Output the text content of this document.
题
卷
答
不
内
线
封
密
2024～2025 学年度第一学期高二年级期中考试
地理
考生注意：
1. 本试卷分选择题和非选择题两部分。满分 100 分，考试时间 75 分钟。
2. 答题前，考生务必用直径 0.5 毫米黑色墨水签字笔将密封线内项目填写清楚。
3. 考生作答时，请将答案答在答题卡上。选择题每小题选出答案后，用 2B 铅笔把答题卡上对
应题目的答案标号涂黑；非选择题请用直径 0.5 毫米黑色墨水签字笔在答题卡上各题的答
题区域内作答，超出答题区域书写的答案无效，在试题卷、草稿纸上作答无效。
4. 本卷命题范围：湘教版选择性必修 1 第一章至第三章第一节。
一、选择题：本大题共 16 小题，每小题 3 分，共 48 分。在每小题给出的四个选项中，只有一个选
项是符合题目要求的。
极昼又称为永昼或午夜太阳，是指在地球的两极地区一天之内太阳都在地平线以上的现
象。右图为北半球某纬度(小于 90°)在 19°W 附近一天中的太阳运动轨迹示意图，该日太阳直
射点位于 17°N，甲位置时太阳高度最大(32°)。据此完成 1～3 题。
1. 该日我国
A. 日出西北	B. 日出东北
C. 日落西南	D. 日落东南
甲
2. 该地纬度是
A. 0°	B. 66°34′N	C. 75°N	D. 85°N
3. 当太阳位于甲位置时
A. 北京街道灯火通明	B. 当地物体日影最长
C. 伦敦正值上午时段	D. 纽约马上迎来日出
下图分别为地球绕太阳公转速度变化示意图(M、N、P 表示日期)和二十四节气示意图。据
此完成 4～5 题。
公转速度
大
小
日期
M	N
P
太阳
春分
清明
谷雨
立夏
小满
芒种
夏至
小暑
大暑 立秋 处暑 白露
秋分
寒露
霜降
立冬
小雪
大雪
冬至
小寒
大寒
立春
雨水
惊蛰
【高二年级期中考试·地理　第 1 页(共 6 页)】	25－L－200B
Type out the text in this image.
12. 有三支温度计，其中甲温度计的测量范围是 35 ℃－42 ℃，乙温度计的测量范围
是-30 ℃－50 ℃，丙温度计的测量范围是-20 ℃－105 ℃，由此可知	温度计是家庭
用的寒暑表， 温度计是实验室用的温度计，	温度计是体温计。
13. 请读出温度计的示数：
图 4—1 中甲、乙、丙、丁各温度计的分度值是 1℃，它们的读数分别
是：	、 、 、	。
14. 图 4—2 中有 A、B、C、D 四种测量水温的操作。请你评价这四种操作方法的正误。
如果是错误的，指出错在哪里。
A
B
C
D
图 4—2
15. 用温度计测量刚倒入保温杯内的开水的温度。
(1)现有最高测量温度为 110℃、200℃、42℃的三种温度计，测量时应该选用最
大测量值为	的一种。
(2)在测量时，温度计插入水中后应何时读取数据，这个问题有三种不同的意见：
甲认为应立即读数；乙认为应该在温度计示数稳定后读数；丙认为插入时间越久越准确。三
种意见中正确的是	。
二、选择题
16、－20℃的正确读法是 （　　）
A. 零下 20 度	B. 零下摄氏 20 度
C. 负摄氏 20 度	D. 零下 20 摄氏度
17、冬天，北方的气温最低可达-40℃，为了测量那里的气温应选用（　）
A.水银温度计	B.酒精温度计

* * * *

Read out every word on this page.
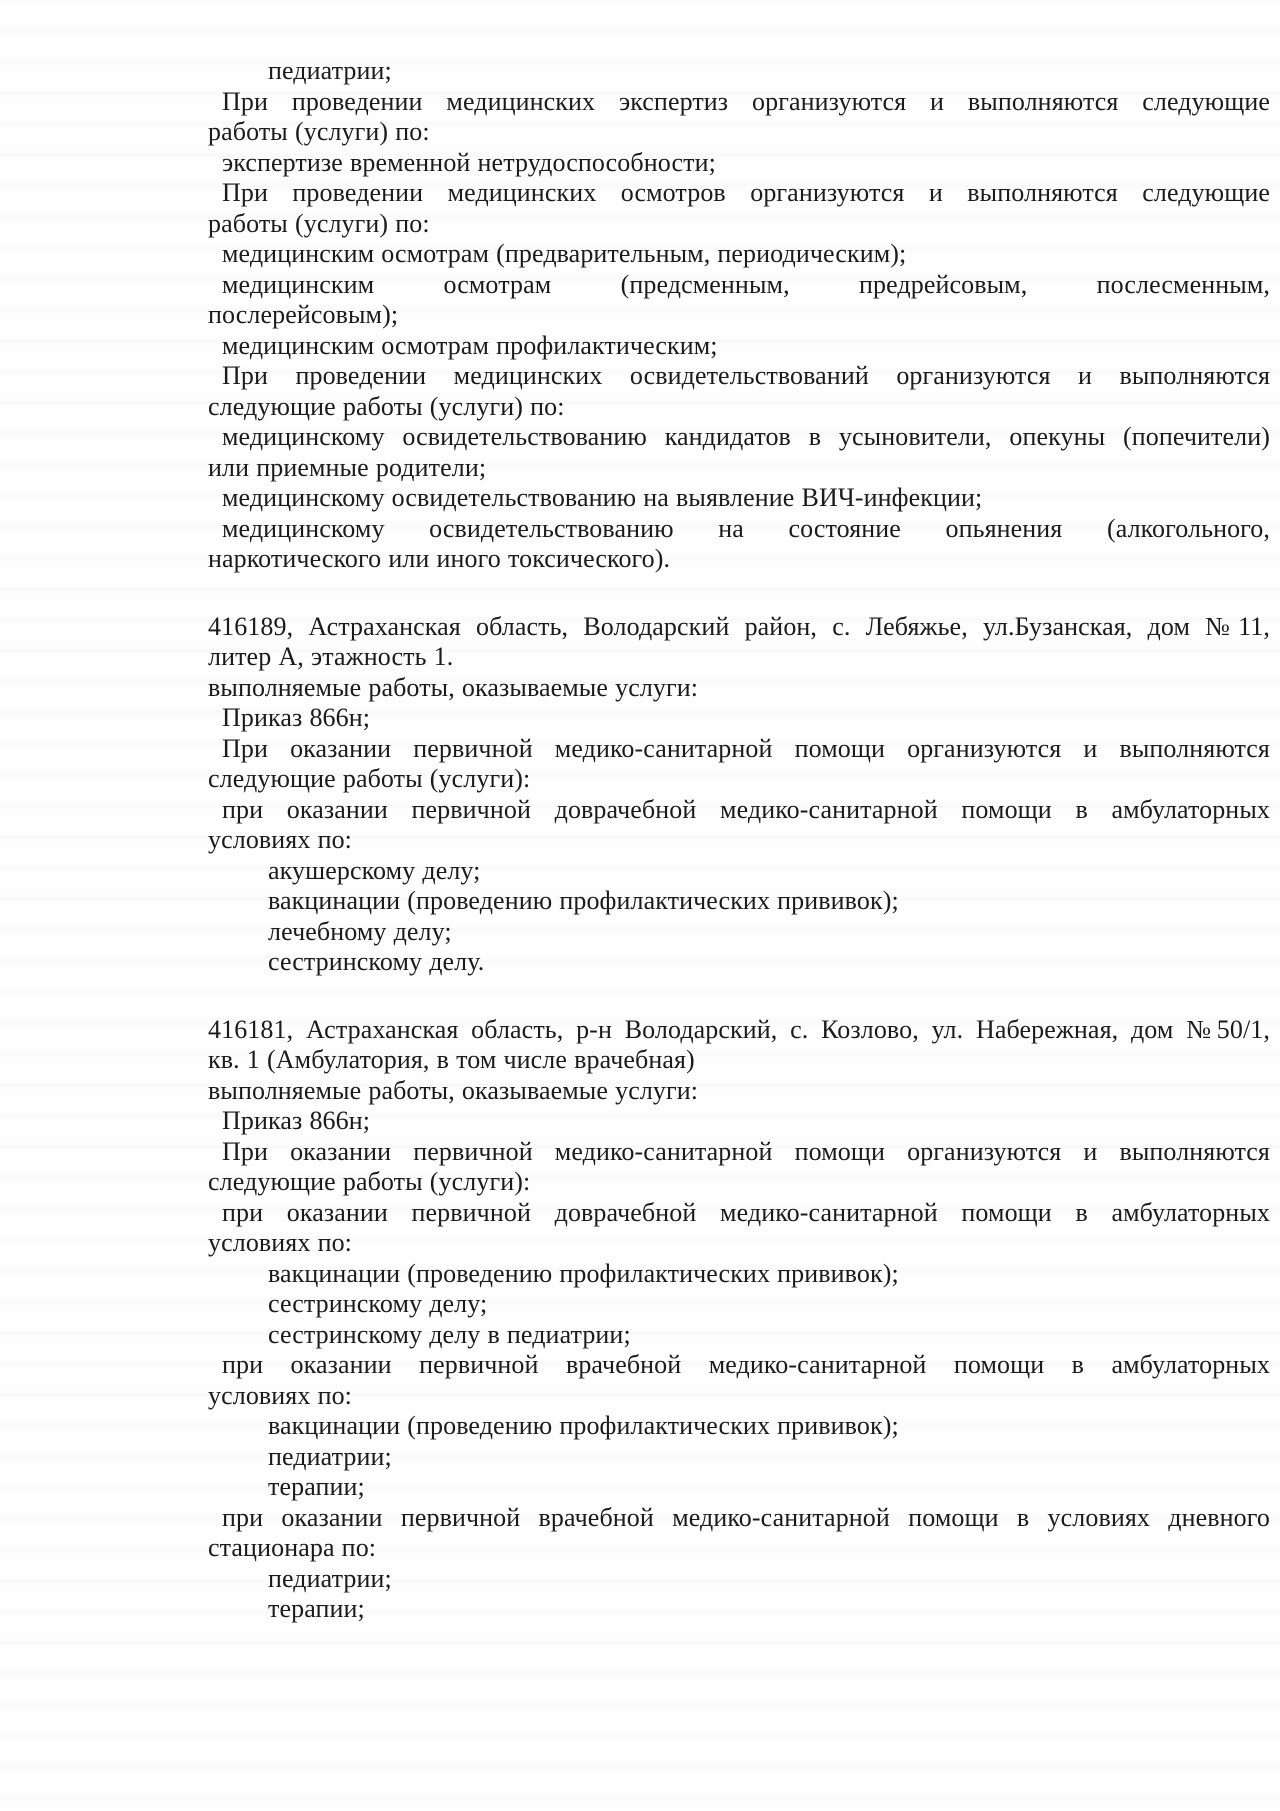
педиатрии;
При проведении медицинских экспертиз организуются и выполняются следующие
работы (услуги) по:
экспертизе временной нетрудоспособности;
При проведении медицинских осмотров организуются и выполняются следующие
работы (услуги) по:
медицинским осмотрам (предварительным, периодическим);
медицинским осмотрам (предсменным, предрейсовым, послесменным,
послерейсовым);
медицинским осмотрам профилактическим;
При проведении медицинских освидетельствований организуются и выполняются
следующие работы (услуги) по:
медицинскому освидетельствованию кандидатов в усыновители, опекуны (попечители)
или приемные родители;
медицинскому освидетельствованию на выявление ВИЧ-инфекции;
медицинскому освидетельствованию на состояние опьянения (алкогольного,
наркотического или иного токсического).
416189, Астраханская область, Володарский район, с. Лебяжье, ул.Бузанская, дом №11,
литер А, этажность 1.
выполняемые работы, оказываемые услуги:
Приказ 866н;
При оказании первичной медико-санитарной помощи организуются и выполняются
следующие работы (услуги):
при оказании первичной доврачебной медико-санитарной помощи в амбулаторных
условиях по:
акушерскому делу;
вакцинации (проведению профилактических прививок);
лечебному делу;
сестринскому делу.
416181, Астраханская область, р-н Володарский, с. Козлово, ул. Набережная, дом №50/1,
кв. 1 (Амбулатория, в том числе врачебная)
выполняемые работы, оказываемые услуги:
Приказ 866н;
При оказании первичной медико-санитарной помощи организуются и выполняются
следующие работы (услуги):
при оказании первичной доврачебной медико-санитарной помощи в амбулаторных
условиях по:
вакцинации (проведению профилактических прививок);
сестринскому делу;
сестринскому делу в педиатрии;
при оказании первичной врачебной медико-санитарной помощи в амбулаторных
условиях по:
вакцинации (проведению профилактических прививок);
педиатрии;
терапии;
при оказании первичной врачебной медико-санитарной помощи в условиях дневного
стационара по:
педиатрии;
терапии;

* * * *

◆ **Goal**
Count the lines above that contain the word "this", and reply with only that number.

◆ **The answer**
3